▶ _SHORT TASK_: In the listing below, pick out lines with "Edition".

(Stored items)
* * * * *

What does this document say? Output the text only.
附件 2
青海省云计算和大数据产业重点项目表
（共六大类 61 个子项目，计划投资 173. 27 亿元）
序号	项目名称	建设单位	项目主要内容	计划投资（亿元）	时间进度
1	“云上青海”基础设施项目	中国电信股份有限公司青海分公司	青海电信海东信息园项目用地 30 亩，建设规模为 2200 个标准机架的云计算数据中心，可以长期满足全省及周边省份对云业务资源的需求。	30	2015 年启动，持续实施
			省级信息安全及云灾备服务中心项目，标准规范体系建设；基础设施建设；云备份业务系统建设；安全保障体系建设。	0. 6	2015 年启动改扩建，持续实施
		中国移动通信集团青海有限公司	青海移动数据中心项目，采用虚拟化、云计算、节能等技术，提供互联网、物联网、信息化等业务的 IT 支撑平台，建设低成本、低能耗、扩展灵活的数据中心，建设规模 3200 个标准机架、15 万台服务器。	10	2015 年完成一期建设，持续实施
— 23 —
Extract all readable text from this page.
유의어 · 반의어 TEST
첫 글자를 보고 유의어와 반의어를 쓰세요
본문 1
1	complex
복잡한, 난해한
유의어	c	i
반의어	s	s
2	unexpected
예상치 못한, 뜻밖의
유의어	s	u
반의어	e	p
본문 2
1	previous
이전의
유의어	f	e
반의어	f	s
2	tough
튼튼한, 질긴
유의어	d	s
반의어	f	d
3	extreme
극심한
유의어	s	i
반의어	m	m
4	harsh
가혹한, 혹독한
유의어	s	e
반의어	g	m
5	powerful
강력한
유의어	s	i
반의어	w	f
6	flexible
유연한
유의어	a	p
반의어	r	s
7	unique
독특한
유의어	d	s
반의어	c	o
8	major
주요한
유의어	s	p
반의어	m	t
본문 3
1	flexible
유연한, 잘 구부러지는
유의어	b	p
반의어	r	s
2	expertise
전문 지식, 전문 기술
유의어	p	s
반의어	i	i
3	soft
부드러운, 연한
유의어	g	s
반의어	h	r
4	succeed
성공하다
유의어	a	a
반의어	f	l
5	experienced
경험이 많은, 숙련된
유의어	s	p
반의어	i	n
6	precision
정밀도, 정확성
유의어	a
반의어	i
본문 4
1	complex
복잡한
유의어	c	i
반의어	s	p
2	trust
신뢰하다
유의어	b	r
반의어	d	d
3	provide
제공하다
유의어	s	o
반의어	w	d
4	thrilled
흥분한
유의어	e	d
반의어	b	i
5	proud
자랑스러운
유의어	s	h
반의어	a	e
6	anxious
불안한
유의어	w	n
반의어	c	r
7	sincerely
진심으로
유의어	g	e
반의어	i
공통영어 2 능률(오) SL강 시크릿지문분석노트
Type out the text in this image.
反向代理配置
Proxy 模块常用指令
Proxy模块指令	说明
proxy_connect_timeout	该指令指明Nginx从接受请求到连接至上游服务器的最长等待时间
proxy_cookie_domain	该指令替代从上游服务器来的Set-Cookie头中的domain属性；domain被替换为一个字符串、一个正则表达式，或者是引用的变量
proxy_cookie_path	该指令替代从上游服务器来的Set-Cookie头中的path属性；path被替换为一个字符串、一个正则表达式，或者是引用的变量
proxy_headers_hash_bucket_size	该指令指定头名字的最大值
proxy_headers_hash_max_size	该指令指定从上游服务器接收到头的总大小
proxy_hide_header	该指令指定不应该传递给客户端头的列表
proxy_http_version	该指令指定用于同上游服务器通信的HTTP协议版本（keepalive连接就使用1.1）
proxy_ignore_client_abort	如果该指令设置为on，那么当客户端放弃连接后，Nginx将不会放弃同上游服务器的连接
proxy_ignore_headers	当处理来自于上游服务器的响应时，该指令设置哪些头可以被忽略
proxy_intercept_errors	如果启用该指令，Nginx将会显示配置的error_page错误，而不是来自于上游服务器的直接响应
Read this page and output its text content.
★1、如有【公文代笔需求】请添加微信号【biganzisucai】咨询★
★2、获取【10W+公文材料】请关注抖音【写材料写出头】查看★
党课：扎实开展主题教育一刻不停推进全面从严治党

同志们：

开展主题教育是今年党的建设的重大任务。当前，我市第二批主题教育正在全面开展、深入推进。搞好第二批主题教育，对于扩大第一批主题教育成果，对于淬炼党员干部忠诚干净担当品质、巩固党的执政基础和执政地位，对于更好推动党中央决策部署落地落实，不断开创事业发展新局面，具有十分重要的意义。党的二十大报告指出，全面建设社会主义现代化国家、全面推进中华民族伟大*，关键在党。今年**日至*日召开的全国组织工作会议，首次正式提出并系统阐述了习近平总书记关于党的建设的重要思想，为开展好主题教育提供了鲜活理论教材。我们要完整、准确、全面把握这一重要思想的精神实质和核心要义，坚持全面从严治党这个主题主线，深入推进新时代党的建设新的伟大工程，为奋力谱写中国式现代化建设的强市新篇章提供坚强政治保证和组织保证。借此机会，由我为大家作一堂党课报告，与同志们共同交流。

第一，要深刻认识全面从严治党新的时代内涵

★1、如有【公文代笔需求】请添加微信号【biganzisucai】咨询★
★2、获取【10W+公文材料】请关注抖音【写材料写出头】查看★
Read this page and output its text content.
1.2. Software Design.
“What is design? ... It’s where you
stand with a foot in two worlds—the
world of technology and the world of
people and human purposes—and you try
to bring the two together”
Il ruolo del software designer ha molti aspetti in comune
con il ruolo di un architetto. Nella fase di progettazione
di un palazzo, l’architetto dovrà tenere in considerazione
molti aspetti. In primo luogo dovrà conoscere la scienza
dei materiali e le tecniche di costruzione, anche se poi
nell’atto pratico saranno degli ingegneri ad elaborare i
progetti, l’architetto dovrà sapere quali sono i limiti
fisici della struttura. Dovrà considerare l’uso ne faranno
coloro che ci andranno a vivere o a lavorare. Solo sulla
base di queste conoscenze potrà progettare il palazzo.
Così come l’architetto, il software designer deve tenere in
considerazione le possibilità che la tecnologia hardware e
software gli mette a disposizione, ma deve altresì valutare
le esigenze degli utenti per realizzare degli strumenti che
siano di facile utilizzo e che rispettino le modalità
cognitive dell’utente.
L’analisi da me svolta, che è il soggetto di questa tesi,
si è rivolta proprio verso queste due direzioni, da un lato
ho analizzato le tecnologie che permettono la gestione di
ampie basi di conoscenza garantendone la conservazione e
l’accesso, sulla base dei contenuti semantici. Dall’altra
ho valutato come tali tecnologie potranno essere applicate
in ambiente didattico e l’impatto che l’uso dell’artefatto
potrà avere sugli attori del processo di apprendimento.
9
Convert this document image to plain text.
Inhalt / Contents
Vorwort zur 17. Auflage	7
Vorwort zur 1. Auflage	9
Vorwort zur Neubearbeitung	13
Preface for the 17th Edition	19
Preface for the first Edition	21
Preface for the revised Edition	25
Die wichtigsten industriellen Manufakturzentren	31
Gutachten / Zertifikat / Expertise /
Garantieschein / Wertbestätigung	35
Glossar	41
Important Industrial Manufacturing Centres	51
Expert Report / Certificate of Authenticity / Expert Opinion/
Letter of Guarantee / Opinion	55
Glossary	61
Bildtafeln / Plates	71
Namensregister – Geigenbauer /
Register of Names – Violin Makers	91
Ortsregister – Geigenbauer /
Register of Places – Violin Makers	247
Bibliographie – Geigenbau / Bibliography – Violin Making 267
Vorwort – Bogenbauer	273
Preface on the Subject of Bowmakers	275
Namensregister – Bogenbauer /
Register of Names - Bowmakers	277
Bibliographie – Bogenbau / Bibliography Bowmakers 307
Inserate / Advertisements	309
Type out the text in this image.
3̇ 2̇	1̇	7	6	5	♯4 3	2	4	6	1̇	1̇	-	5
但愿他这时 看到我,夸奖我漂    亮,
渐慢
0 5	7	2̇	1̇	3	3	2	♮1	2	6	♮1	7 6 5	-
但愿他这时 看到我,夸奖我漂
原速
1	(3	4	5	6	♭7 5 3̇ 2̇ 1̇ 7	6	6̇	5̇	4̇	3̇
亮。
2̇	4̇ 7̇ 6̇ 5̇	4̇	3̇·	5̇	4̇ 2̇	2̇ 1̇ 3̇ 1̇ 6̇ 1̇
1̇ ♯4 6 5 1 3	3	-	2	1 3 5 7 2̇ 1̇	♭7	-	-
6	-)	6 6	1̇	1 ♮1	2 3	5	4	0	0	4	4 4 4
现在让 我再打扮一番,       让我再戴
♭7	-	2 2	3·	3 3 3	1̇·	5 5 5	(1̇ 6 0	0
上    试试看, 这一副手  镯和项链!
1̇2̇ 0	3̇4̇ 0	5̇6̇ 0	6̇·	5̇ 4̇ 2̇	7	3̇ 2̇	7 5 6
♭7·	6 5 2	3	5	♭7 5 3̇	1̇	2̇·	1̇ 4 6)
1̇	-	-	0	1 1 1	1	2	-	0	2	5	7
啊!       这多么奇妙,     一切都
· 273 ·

* * * * *

▶ _RESULT_:
Preface for the 17th Edition	19
Preface for the first Edition	21
Preface for the revised Edition	25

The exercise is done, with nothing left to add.